Determine how many lines of the entries contain "title". Reply with that number alone.
- - - - -
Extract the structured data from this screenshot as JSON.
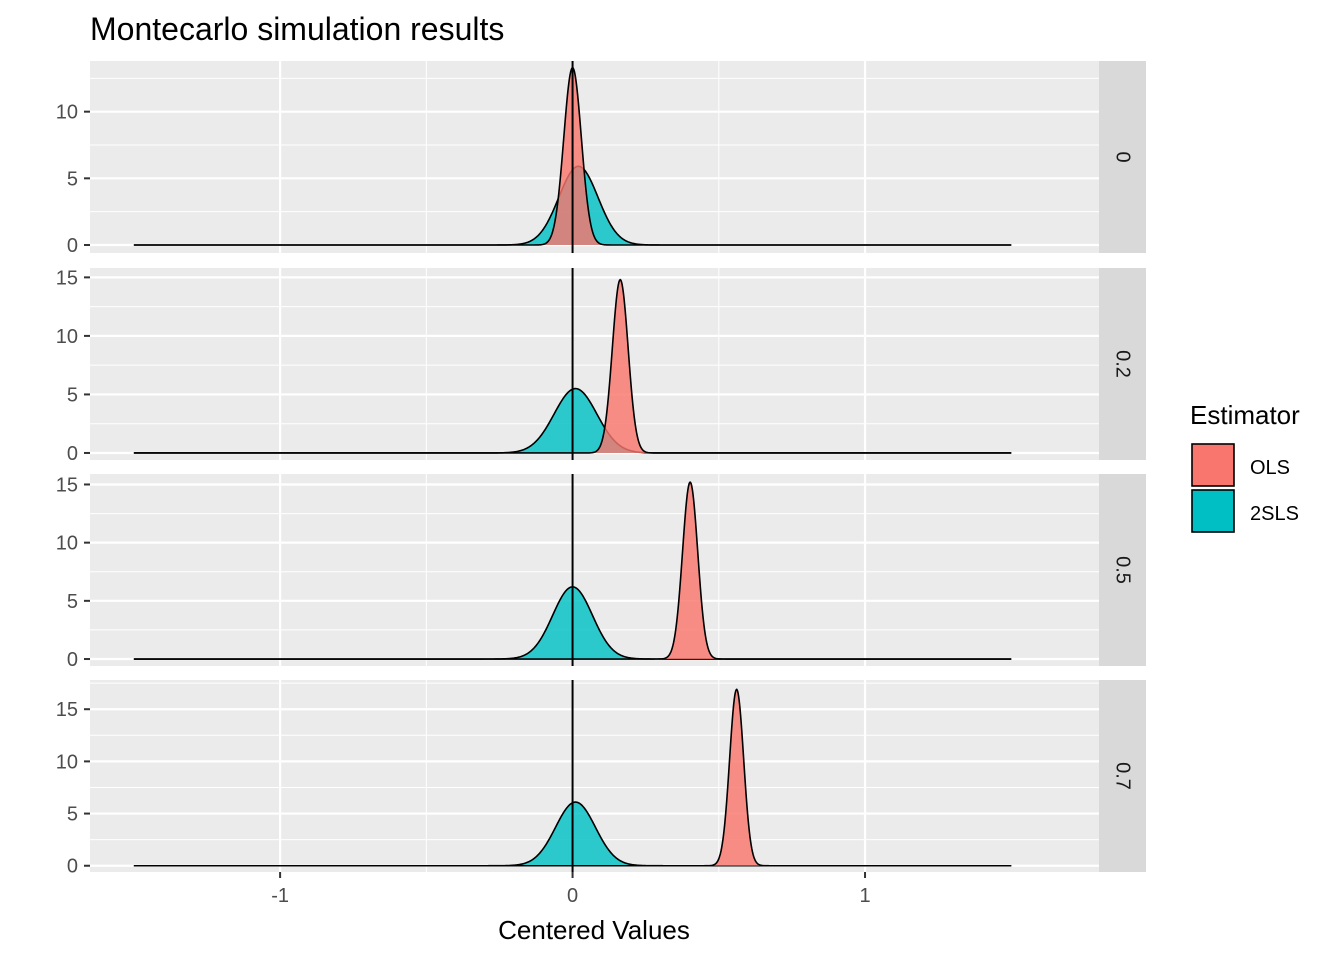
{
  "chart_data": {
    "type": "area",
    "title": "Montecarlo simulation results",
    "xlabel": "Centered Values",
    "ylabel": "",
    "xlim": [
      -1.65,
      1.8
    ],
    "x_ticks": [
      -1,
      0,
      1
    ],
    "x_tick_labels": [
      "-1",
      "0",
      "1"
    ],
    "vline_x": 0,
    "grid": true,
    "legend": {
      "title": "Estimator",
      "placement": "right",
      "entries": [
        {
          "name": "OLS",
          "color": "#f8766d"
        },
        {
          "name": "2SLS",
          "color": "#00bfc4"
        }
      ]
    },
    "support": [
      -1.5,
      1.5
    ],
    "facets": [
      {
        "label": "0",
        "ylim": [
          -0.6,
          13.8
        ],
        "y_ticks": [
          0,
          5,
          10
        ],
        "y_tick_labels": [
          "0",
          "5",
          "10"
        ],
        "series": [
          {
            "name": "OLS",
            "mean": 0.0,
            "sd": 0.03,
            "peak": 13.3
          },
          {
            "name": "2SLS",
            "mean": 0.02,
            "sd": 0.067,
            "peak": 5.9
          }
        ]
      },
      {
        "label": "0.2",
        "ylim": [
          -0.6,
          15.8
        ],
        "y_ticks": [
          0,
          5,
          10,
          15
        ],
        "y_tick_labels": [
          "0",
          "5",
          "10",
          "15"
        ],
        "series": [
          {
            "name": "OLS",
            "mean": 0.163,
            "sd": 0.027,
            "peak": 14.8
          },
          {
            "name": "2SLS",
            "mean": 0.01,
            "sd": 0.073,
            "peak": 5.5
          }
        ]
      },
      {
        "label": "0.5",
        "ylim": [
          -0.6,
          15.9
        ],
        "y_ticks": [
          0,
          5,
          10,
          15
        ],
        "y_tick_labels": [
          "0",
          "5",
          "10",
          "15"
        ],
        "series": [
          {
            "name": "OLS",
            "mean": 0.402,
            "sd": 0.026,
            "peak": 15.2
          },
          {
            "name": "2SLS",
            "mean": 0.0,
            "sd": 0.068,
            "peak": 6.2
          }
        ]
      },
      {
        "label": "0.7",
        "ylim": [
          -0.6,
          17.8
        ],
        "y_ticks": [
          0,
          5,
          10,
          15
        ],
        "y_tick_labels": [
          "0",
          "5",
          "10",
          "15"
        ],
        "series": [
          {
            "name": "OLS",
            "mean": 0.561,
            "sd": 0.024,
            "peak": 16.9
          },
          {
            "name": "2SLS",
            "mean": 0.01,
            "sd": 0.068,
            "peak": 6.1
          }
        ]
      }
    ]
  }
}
- - - - -
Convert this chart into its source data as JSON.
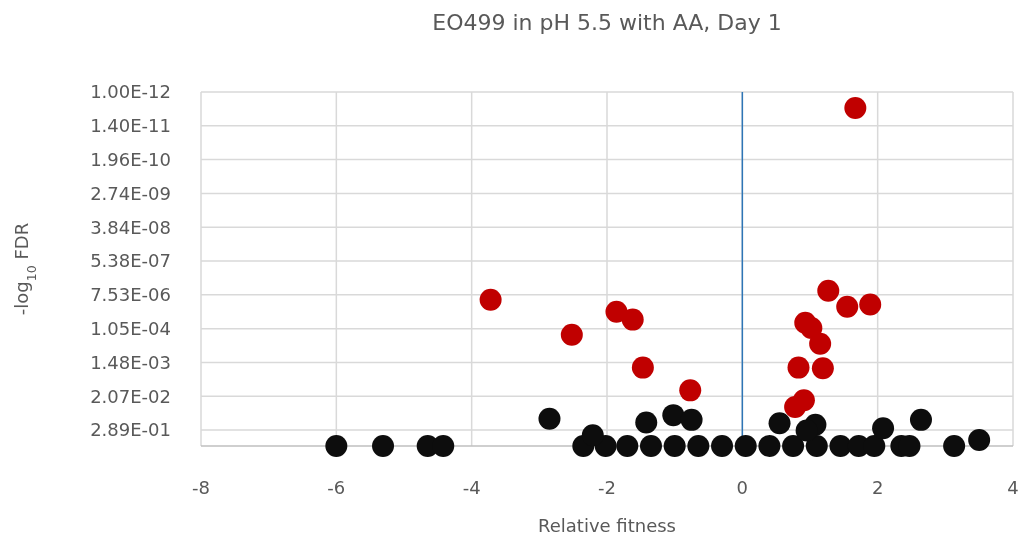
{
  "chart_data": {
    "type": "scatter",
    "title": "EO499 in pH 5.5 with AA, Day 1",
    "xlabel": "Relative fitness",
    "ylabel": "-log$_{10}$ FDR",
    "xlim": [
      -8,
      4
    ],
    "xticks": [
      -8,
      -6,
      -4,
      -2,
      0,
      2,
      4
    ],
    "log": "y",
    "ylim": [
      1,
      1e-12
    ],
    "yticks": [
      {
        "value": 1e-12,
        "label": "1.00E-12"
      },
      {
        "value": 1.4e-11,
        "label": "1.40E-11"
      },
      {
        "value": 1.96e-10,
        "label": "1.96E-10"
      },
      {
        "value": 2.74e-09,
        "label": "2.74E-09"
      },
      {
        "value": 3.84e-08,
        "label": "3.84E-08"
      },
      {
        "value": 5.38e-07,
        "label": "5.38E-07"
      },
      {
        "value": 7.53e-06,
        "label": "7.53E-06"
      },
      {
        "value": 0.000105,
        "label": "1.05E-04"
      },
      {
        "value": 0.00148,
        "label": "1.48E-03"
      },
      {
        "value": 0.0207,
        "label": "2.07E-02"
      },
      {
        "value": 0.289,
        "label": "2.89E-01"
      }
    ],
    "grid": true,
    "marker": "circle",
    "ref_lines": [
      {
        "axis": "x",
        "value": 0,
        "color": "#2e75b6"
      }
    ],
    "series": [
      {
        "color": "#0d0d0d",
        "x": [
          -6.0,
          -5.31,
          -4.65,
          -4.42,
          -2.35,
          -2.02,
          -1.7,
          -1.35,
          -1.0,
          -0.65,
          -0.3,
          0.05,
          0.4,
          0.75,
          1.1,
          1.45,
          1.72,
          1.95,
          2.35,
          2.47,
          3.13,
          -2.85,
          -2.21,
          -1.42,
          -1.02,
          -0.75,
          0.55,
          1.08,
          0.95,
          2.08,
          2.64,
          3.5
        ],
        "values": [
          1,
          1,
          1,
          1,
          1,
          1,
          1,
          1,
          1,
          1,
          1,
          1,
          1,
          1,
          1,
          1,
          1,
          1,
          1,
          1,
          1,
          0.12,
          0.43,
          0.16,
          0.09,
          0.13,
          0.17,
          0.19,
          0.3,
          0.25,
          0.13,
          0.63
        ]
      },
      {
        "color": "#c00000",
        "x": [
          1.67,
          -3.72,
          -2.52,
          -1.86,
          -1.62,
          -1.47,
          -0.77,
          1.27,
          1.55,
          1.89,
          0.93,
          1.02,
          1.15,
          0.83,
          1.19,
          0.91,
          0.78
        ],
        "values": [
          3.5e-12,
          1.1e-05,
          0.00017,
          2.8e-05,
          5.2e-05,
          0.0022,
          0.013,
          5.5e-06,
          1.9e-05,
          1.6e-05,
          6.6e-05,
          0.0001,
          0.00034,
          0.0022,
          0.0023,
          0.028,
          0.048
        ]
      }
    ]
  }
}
- - - - -
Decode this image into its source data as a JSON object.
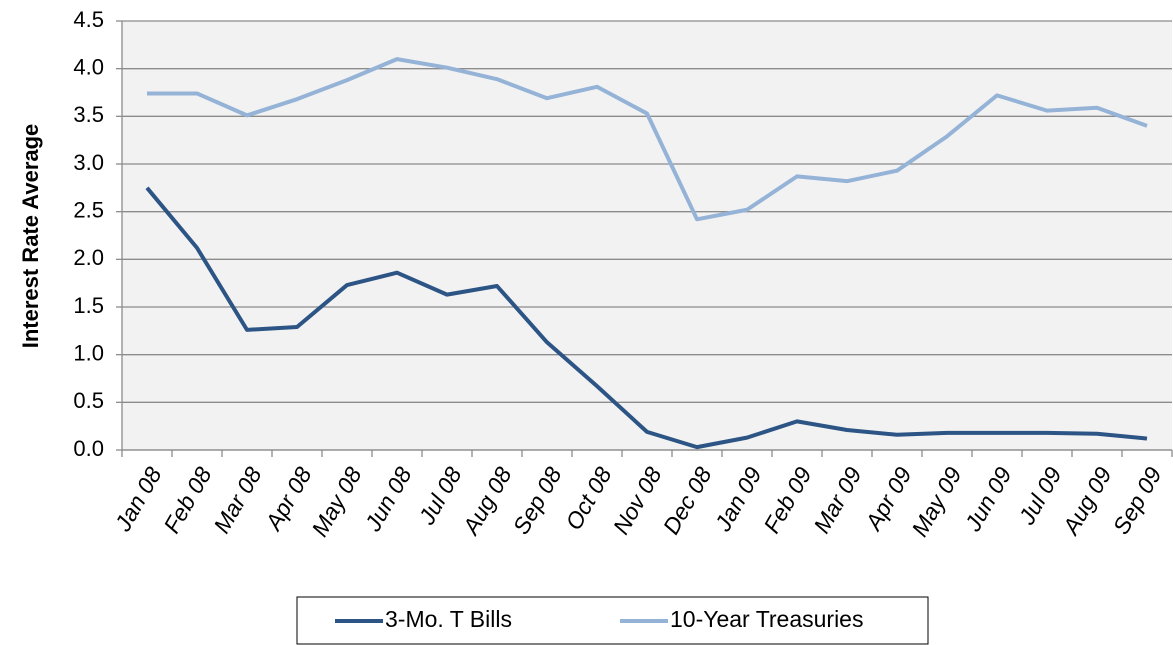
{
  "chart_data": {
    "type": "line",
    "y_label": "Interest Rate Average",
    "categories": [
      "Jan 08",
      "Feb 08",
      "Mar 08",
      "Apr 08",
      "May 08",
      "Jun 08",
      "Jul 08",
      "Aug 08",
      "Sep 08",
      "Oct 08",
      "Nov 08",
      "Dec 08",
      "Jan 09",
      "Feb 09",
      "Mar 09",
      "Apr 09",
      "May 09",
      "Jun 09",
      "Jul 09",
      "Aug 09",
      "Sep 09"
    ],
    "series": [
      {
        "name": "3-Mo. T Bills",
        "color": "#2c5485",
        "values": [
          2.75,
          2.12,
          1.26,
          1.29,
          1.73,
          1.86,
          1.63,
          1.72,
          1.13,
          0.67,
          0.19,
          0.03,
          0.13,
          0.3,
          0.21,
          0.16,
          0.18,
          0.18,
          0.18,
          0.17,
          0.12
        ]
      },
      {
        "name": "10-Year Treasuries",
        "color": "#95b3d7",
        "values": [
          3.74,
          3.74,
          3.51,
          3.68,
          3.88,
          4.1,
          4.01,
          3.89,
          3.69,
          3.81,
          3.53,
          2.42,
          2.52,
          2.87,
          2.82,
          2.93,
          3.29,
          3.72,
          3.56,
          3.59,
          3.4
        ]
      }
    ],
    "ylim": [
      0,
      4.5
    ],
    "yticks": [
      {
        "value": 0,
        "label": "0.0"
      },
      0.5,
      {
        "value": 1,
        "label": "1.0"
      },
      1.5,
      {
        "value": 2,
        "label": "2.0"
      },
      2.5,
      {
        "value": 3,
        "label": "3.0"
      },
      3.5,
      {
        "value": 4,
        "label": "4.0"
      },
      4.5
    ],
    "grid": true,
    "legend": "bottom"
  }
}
- - - - -
Solution below:
3